Even the shortest line counts, so transcribe all the data exactly.
[[ Supplied entries, beginning ]]
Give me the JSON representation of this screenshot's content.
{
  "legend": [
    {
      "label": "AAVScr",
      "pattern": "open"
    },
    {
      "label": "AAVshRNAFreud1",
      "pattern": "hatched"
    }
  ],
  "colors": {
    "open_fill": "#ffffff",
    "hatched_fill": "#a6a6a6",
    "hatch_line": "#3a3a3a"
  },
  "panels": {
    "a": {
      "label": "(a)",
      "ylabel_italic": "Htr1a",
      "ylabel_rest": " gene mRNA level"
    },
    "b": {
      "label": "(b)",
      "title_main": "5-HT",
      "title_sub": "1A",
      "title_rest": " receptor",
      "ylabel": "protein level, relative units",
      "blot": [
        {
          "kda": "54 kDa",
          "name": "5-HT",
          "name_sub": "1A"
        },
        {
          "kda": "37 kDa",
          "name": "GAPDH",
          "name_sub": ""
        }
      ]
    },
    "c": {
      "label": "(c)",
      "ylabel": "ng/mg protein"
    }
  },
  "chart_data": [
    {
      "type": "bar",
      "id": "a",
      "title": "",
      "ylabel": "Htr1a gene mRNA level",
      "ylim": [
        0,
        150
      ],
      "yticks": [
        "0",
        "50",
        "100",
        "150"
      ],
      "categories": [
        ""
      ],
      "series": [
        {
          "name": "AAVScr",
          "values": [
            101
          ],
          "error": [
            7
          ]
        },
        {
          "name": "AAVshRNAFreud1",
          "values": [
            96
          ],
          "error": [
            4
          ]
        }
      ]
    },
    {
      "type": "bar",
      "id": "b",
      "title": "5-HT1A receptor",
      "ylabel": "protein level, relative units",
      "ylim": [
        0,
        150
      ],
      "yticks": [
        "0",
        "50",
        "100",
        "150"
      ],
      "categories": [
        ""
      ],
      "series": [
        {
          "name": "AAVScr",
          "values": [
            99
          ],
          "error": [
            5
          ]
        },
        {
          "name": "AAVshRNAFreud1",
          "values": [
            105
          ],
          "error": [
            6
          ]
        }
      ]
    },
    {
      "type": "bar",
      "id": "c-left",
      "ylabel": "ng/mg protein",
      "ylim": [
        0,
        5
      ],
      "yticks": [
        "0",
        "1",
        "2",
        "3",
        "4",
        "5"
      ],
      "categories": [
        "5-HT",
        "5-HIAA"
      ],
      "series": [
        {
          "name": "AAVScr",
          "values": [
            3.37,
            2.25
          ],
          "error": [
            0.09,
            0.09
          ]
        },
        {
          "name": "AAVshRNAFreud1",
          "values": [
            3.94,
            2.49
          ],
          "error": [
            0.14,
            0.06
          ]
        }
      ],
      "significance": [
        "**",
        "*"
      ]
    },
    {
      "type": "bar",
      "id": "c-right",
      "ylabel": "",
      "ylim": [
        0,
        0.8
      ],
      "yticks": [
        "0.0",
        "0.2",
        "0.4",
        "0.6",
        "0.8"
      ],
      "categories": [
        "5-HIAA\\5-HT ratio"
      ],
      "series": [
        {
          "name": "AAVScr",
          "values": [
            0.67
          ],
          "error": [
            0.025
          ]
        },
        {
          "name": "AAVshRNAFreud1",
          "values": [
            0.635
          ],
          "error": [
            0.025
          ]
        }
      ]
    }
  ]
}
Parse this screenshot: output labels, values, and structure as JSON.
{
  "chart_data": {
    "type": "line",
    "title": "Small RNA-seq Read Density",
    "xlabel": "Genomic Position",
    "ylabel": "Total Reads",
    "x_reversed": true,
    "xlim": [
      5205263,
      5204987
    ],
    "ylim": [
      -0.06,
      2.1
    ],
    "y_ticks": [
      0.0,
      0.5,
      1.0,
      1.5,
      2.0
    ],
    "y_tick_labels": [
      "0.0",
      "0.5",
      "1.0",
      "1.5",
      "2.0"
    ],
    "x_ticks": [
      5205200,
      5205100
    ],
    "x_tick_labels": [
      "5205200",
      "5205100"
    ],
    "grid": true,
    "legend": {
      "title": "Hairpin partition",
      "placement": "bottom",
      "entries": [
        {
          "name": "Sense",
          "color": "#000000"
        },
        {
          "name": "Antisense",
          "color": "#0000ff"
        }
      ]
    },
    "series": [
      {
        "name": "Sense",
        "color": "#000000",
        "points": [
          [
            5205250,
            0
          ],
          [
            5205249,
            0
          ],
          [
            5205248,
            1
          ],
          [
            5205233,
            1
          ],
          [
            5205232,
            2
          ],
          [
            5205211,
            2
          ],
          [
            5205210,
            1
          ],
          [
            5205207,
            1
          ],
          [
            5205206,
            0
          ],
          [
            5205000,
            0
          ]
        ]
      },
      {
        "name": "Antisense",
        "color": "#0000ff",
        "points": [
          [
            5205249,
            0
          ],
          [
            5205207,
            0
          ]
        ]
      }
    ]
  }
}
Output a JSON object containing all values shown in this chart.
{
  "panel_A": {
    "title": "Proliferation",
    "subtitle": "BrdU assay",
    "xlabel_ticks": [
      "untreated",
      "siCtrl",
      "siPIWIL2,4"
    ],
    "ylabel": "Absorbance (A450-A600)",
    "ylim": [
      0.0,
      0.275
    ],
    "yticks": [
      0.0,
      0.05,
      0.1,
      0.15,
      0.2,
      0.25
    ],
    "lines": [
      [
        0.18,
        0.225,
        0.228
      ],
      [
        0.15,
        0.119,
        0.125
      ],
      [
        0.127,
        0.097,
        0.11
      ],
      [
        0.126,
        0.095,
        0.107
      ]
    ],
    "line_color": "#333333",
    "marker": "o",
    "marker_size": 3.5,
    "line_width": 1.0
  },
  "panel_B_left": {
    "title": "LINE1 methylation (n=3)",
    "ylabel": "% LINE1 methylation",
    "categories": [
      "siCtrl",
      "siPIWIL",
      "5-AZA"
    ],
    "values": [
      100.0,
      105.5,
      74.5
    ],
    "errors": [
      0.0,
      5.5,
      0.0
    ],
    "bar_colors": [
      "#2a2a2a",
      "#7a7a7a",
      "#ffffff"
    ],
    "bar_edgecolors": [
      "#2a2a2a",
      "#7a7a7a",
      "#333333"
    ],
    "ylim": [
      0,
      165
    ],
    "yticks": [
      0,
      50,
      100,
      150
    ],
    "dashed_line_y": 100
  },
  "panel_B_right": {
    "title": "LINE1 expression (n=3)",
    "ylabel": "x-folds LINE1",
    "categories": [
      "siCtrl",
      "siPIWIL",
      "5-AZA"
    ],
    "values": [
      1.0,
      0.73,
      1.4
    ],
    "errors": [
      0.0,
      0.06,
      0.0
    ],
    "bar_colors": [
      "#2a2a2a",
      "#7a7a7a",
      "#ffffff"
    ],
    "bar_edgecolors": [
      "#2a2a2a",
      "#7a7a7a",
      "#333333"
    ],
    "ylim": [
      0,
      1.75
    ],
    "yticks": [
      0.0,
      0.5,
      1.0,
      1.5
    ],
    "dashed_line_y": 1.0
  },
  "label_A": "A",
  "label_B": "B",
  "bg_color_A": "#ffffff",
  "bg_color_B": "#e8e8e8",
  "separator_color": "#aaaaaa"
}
[[ Supplied entries, end ]]
Answer to the problem:
Give me the JSON representation of this screenshot's content.
{
  "legend": [
    {
      "label": "AAVScr",
      "pattern": "open"
    },
    {
      "label": "AAVshRNAFreud1",
      "pattern": "hatched"
    }
  ],
  "colors": {
    "open_fill": "#ffffff",
    "hatched_fill": "#a6a6a6",
    "hatch_line": "#3a3a3a"
  },
  "panels": {
    "a": {
      "label": "(a)",
      "ylabel_italic": "Htr1a",
      "ylabel_rest": " gene mRNA level"
    },
    "b": {
      "label": "(b)",
      "title_main": "5-HT",
      "title_sub": "1A",
      "title_rest": " receptor",
      "ylabel": "protein level, relative units",
      "blot": [
        {
          "kda": "54 kDa",
          "name": "5-HT",
          "name_sub": "1A"
        },
        {
          "kda": "37 kDa",
          "name": "GAPDH",
          "name_sub": ""
        }
      ]
    },
    "c": {
      "label": "(c)",
      "ylabel": "ng/mg protein"
    }
  },
  "chart_data": [
    {
      "type": "bar",
      "id": "a",
      "title": "",
      "ylabel": "Htr1a gene mRNA level",
      "ylim": [
        0,
        150
      ],
      "yticks": [
        "0",
        "50",
        "100",
        "150"
      ],
      "categories": [
        ""
      ],
      "series": [
        {
          "name": "AAVScr",
          "values": [
            101
          ],
          "error": [
            7
          ]
        },
        {
          "name": "AAVshRNAFreud1",
          "values": [
            96
          ],
          "error": [
            4
          ]
        }
      ]
    },
    {
      "type": "bar",
      "id": "b",
      "title": "5-HT1A receptor",
      "ylabel": "protein level, relative units",
      "ylim": [
        0,
        150
      ],
      "yticks": [
        "0",
        "50",
        "100",
        "150"
      ],
      "categories": [
        ""
      ],
      "series": [
        {
          "name": "AAVScr",
          "values": [
            99
          ],
          "error": [
            5
          ]
        },
        {
          "name": "AAVshRNAFreud1",
          "values": [
            105
          ],
          "error": [
            6
          ]
        }
      ]
    },
    {
      "type": "bar",
      "id": "c-left",
      "ylabel": "ng/mg protein",
      "ylim": [
        0,
        5
      ],
      "yticks": [
        "0",
        "1",
        "2",
        "3",
        "4",
        "5"
      ],
      "categories": [
        "5-HT",
        "5-HIAA"
      ],
      "series": [
        {
          "name": "AAVScr",
          "values": [
            3.37,
            2.25
          ],
          "error": [
            0.09,
            0.09
          ]
        },
        {
          "name": "AAVshRNAFreud1",
          "values": [
            3.94,
            2.49
          ],
          "error": [
            0.14,
            0.06
          ]
        }
      ],
      "significance": [
        "**",
        "*"
      ]
    },
    {
      "type": "bar",
      "id": "c-right",
      "ylabel": "",
      "ylim": [
        0,
        0.8
      ],
      "yticks": [
        "0.0",
        "0.2",
        "0.4",
        "0.6",
        "0.8"
      ],
      "categories": [
        "5-HIAA\\5-HT ratio"
      ],
      "series": [
        {
          "name": "AAVScr",
          "values": [
            0.67
          ],
          "error": [
            0.025
          ]
        },
        {
          "name": "AAVshRNAFreud1",
          "values": [
            0.635
          ],
          "error": [
            0.025
          ]
        }
      ]
    }
  ]
}
Parse this screenshot: output labels, values, and structure as JSON.
{
  "chart_data": {
    "type": "line",
    "title": "Small RNA-seq Read Density",
    "xlabel": "Genomic Position",
    "ylabel": "Total Reads",
    "x_reversed": true,
    "xlim": [
      5205263,
      5204987
    ],
    "ylim": [
      -0.06,
      2.1
    ],
    "y_ticks": [
      0.0,
      0.5,
      1.0,
      1.5,
      2.0
    ],
    "y_tick_labels": [
      "0.0",
      "0.5",
      "1.0",
      "1.5",
      "2.0"
    ],
    "x_ticks": [
      5205200,
      5205100
    ],
    "x_tick_labels": [
      "5205200",
      "5205100"
    ],
    "grid": true,
    "legend": {
      "title": "Hairpin partition",
      "placement": "bottom",
      "entries": [
        {
          "name": "Sense",
          "color": "#000000"
        },
        {
          "name": "Antisense",
          "color": "#0000ff"
        }
      ]
    },
    "series": [
      {
        "name": "Sense",
        "color": "#000000",
        "points": [
          [
            5205250,
            0
          ],
          [
            5205249,
            0
          ],
          [
            5205248,
            1
          ],
          [
            5205233,
            1
          ],
          [
            5205232,
            2
          ],
          [
            5205211,
            2
          ],
          [
            5205210,
            1
          ],
          [
            5205207,
            1
          ],
          [
            5205206,
            0
          ],
          [
            5205000,
            0
          ]
        ]
      },
      {
        "name": "Antisense",
        "color": "#0000ff",
        "points": [
          [
            5205249,
            0
          ],
          [
            5205207,
            0
          ]
        ]
      }
    ]
  }
}
Output a JSON object containing all values shown in this chart.
{
  "panel_A": {
    "title": "Proliferation",
    "subtitle": "BrdU assay",
    "xlabel_ticks": [
      "untreated",
      "siCtrl",
      "siPIWIL2,4"
    ],
    "ylabel": "Absorbance (A450-A600)",
    "ylim": [
      0.0,
      0.275
    ],
    "yticks": [
      0.0,
      0.05,
      0.1,
      0.15,
      0.2,
      0.25
    ],
    "lines": [
      [
        0.18,
        0.225,
        0.228
      ],
      [
        0.15,
        0.119,
        0.125
      ],
      [
        0.127,
        0.097,
        0.11
      ],
      [
        0.126,
        0.095,
        0.107
      ]
    ],
    "line_color": "#333333",
    "marker": "o",
    "marker_size": 3.5,
    "line_width": 1.0
  },
  "panel_B_left": {
    "title": "LINE1 methylation (n=3)",
    "ylabel": "% LINE1 methylation",
    "categories": [
      "siCtrl",
      "siPIWIL",
      "5-AZA"
    ],
    "values": [
      100.0,
      105.5,
      74.5
    ],
    "errors": [
      0.0,
      5.5,
      0.0
    ],
    "bar_colors": [
      "#2a2a2a",
      "#7a7a7a",
      "#ffffff"
    ],
    "bar_edgecolors": [
      "#2a2a2a",
      "#7a7a7a",
      "#333333"
    ],
    "ylim": [
      0,
      165
    ],
    "yticks": [
      0,
      50,
      100,
      150
    ],
    "dashed_line_y": 100
  },
  "panel_B_right": {
    "title": "LINE1 expression (n=3)",
    "ylabel": "x-folds LINE1",
    "categories": [
      "siCtrl",
      "siPIWIL",
      "5-AZA"
    ],
    "values": [
      1.0,
      0.73,
      1.4
    ],
    "errors": [
      0.0,
      0.06,
      0.0
    ],
    "bar_colors": [
      "#2a2a2a",
      "#7a7a7a",
      "#ffffff"
    ],
    "bar_edgecolors": [
      "#2a2a2a",
      "#7a7a7a",
      "#333333"
    ],
    "ylim": [
      0,
      1.75
    ],
    "yticks": [
      0.0,
      0.5,
      1.0,
      1.5
    ],
    "dashed_line_y": 1.0
  },
  "label_A": "A",
  "label_B": "B",
  "bg_color_A": "#ffffff",
  "bg_color_B": "#e8e8e8",
  "separator_color": "#aaaaaa"
}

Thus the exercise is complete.